- Request -
Search the entries for the word "network" and pull out each line that has it.

───── Data shown ─────

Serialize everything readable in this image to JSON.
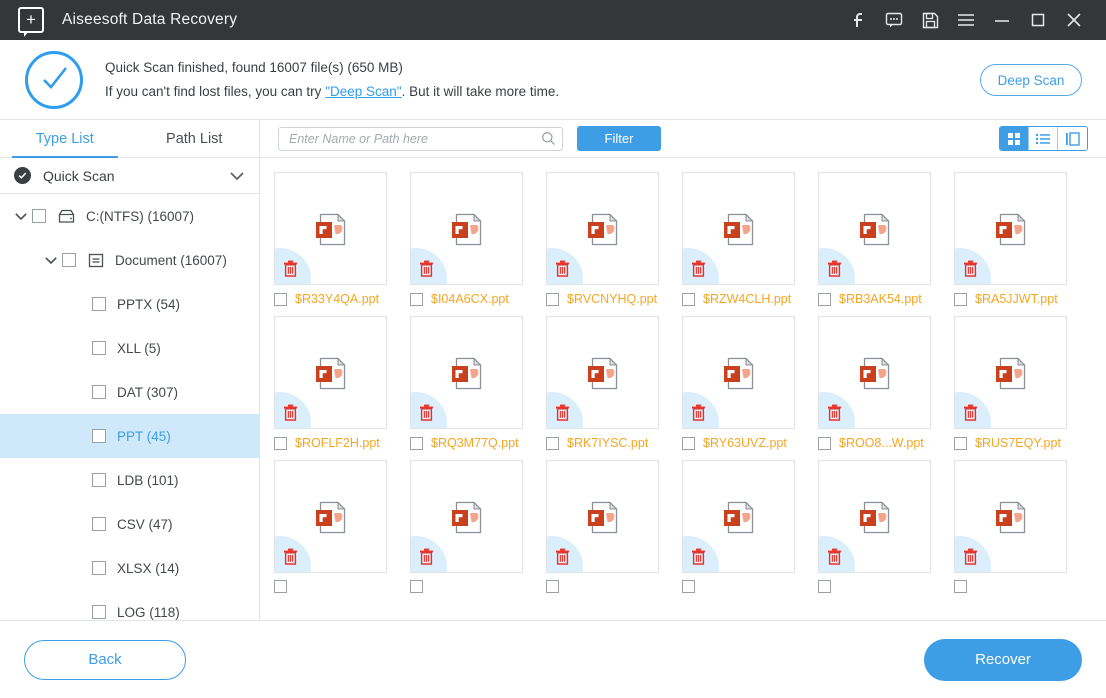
{
  "titlebar": {
    "app_title": "Aiseesoft Data Recovery",
    "logo_icon": "add-box-icon",
    "icons": [
      {
        "name": "facebook-icon",
        "glyph": "f"
      },
      {
        "name": "feedback-chat-icon",
        "glyph": "chat"
      },
      {
        "name": "save-icon",
        "glyph": "floppy"
      },
      {
        "name": "menu-icon",
        "glyph": "hamburger"
      },
      {
        "name": "minimize-icon",
        "glyph": "minus"
      },
      {
        "name": "maximize-icon",
        "glyph": "square"
      },
      {
        "name": "close-icon",
        "glyph": "x"
      }
    ]
  },
  "banner": {
    "status_icon": "check-circle-icon",
    "line1": "Quick Scan finished, found 16007 file(s) (650 MB)",
    "line2_before": "If you can't find lost files, you can try ",
    "line2_link": "\"Deep Scan\"",
    "line2_after": ". But it will take more time.",
    "deep_scan_button": "Deep Scan",
    "accent_color": "#3d9ee6"
  },
  "sidebar": {
    "tabs": [
      {
        "label": "Type List",
        "active": true
      },
      {
        "label": "Path List",
        "active": false
      }
    ],
    "scan_mode": {
      "label": "Quick Scan",
      "badge_icon": "check-badge-icon",
      "chevron": "chevron-down-icon"
    },
    "tree": [
      {
        "label": "C:(NTFS) (16007)",
        "indent": 0,
        "caret": true,
        "checkbox": true,
        "icon": "drive-icon",
        "selected": false
      },
      {
        "label": "Document (16007)",
        "indent": 1,
        "caret": true,
        "checkbox": true,
        "icon": "document-icon",
        "selected": false
      },
      {
        "label": "PPTX (54)",
        "indent": 2,
        "caret": false,
        "checkbox": true,
        "icon": null,
        "selected": false
      },
      {
        "label": "XLL (5)",
        "indent": 2,
        "caret": false,
        "checkbox": true,
        "icon": null,
        "selected": false
      },
      {
        "label": "DAT (307)",
        "indent": 2,
        "caret": false,
        "checkbox": true,
        "icon": null,
        "selected": false
      },
      {
        "label": "PPT (45)",
        "indent": 2,
        "caret": false,
        "checkbox": true,
        "icon": null,
        "selected": true
      },
      {
        "label": "LDB (101)",
        "indent": 2,
        "caret": false,
        "checkbox": true,
        "icon": null,
        "selected": false
      },
      {
        "label": "CSV (47)",
        "indent": 2,
        "caret": false,
        "checkbox": true,
        "icon": null,
        "selected": false
      },
      {
        "label": "XLSX (14)",
        "indent": 2,
        "caret": false,
        "checkbox": true,
        "icon": null,
        "selected": false
      },
      {
        "label": "LOG (118)",
        "indent": 2,
        "caret": false,
        "checkbox": true,
        "icon": null,
        "selected": false
      }
    ]
  },
  "toolbar": {
    "search_placeholder": "Enter Name or Path here",
    "search_value": "",
    "search_icon": "search-icon",
    "filter_label": "Filter",
    "views": [
      {
        "name": "grid-view-button",
        "icon": "grid-icon",
        "active": true
      },
      {
        "name": "list-view-button",
        "icon": "list-icon",
        "active": false
      },
      {
        "name": "detail-view-button",
        "icon": "detail-panel-icon",
        "active": false
      }
    ]
  },
  "files": [
    {
      "name": "$R33Y4QA.ppt",
      "icon": "powerpoint-file-icon",
      "deleted": true
    },
    {
      "name": "$I04A6CX.ppt",
      "icon": "powerpoint-file-icon",
      "deleted": true
    },
    {
      "name": "$RVCNYHQ.ppt",
      "icon": "powerpoint-file-icon",
      "deleted": true
    },
    {
      "name": "$RZW4CLH.ppt",
      "icon": "powerpoint-file-icon",
      "deleted": true
    },
    {
      "name": "$RB3AK54.ppt",
      "icon": "powerpoint-file-icon",
      "deleted": true
    },
    {
      "name": "$RA5JJWT.ppt",
      "icon": "powerpoint-file-icon",
      "deleted": true
    },
    {
      "name": "$ROFLF2H.ppt",
      "icon": "powerpoint-file-icon",
      "deleted": true
    },
    {
      "name": "$RQ3M77Q.ppt",
      "icon": "powerpoint-file-icon",
      "deleted": true
    },
    {
      "name": "$RK7IYSC.ppt",
      "icon": "powerpoint-file-icon",
      "deleted": true
    },
    {
      "name": "$RY63UVZ.ppt",
      "icon": "powerpoint-file-icon",
      "deleted": true
    },
    {
      "name": "$ROO8...W.ppt",
      "icon": "powerpoint-file-icon",
      "deleted": true
    },
    {
      "name": "$RUS7EQY.ppt",
      "icon": "powerpoint-file-icon",
      "deleted": true
    },
    {
      "name": "",
      "icon": "powerpoint-file-icon",
      "deleted": true
    },
    {
      "name": "",
      "icon": "powerpoint-file-icon",
      "deleted": true
    },
    {
      "name": "",
      "icon": "powerpoint-file-icon",
      "deleted": true
    },
    {
      "name": "",
      "icon": "powerpoint-file-icon",
      "deleted": true
    },
    {
      "name": "",
      "icon": "powerpoint-file-icon",
      "deleted": true
    },
    {
      "name": "",
      "icon": "powerpoint-file-icon",
      "deleted": true
    }
  ],
  "footer": {
    "back_label": "Back",
    "recover_label": "Recover"
  }
}
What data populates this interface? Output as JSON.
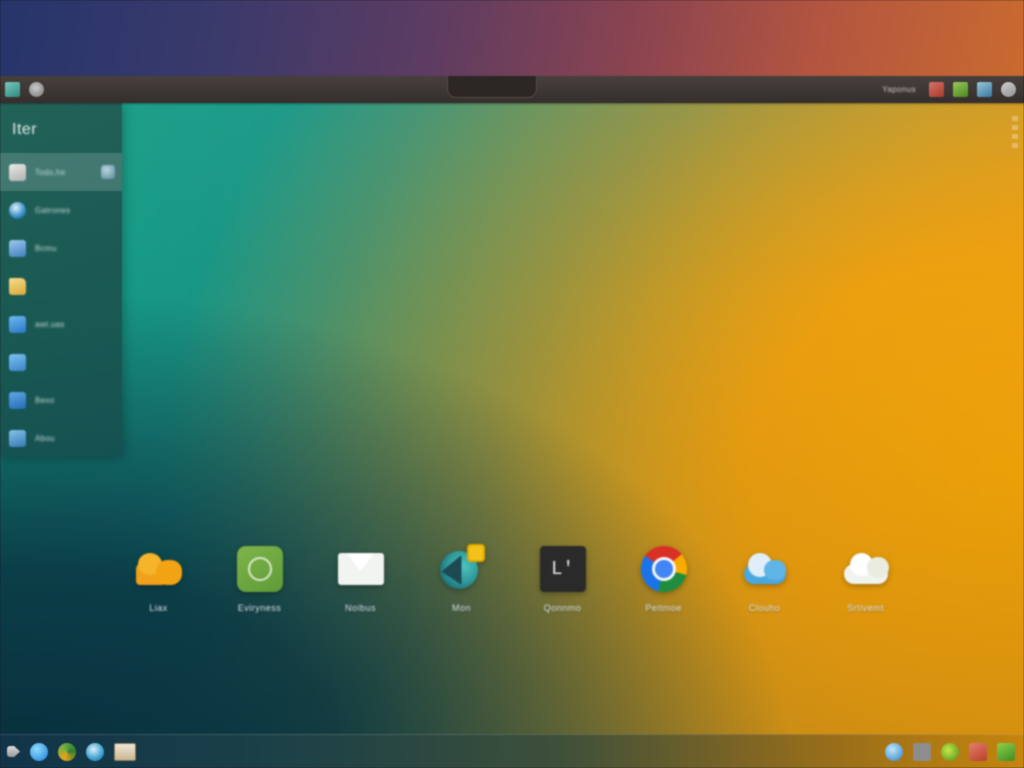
{
  "desktop": {
    "wallpaper_colors": {
      "sky_left": "#26356b",
      "sky_right": "#c96a30",
      "field_teal": "#16a085",
      "field_orange": "#f0a408",
      "field_dark_blue": "#0a3443"
    }
  },
  "top_panel": {
    "background": "#3d3734",
    "left_icons": [
      {
        "name": "app-grid-icon",
        "glyph": "grid"
      },
      {
        "name": "network-icon",
        "glyph": "network"
      }
    ],
    "tray_label": "Yaponus",
    "right_icons": [
      {
        "name": "messaging-icon",
        "glyph": "chat"
      },
      {
        "name": "battery-icon",
        "glyph": "battery"
      },
      {
        "name": "keyboard-icon",
        "glyph": "keyboard"
      },
      {
        "name": "power-icon",
        "glyph": "power"
      }
    ]
  },
  "sidebar": {
    "title": "Iter",
    "background": "#235d54",
    "items": [
      {
        "label": "Todo,he",
        "icon": "calculator-icon",
        "active": true,
        "trailing_icon": "person-icon"
      },
      {
        "label": "Gatrones",
        "icon": "clock-icon",
        "active": false
      },
      {
        "label": "Bcmu",
        "icon": "document-icon",
        "active": false
      },
      {
        "label": "",
        "icon": "folder-icon",
        "active": false
      },
      {
        "label": "awt.uas",
        "icon": "media-icon",
        "active": false
      },
      {
        "label": "",
        "icon": "tool-icon",
        "active": false
      },
      {
        "label": "Bexo",
        "icon": "app-icon",
        "active": false
      },
      {
        "label": "Abou",
        "icon": "settings-icon",
        "active": false
      }
    ]
  },
  "edge_dots": {
    "name": "window-scroll-markers",
    "count": 4
  },
  "dock": {
    "items": [
      {
        "label": "Liax",
        "icon": "orange-cloud-icon"
      },
      {
        "label": "Eviryness",
        "icon": "green-app-icon"
      },
      {
        "label": "Noibus",
        "icon": "mail-envelope-icon"
      },
      {
        "label": "Mon",
        "icon": "sphere-badge-icon"
      },
      {
        "label": "Qonnmo",
        "icon": "terminal-icon"
      },
      {
        "label": "Peitmoe",
        "icon": "chrome-browser-icon"
      },
      {
        "label": "Clouho",
        "icon": "blue-cloud-icon"
      },
      {
        "label": "Srtivemt",
        "icon": "white-cloud-icon"
      }
    ]
  },
  "taskbar": {
    "left_icons": [
      {
        "name": "start-menu-icon",
        "glyph": "menu"
      },
      {
        "name": "blue-sphere-icon",
        "glyph": "sphere"
      },
      {
        "name": "firefox-icon",
        "glyph": "fox"
      },
      {
        "name": "disc-player-icon",
        "glyph": "disc"
      },
      {
        "name": "document-thumbnail-icon",
        "glyph": "doc"
      }
    ],
    "right_icons": [
      {
        "name": "network-tray-icon",
        "glyph": "net"
      },
      {
        "name": "volume-tray-icon",
        "glyph": "volume"
      },
      {
        "name": "update-tray-icon",
        "glyph": "update"
      },
      {
        "name": "archive-tray-icon",
        "glyph": "archive"
      },
      {
        "name": "spreadsheet-tray-icon",
        "glyph": "sheet"
      }
    ]
  }
}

─────

- Written solution -
        "name": "network-icon",
        "glyph": "network"
        "name": "network-tray-icon",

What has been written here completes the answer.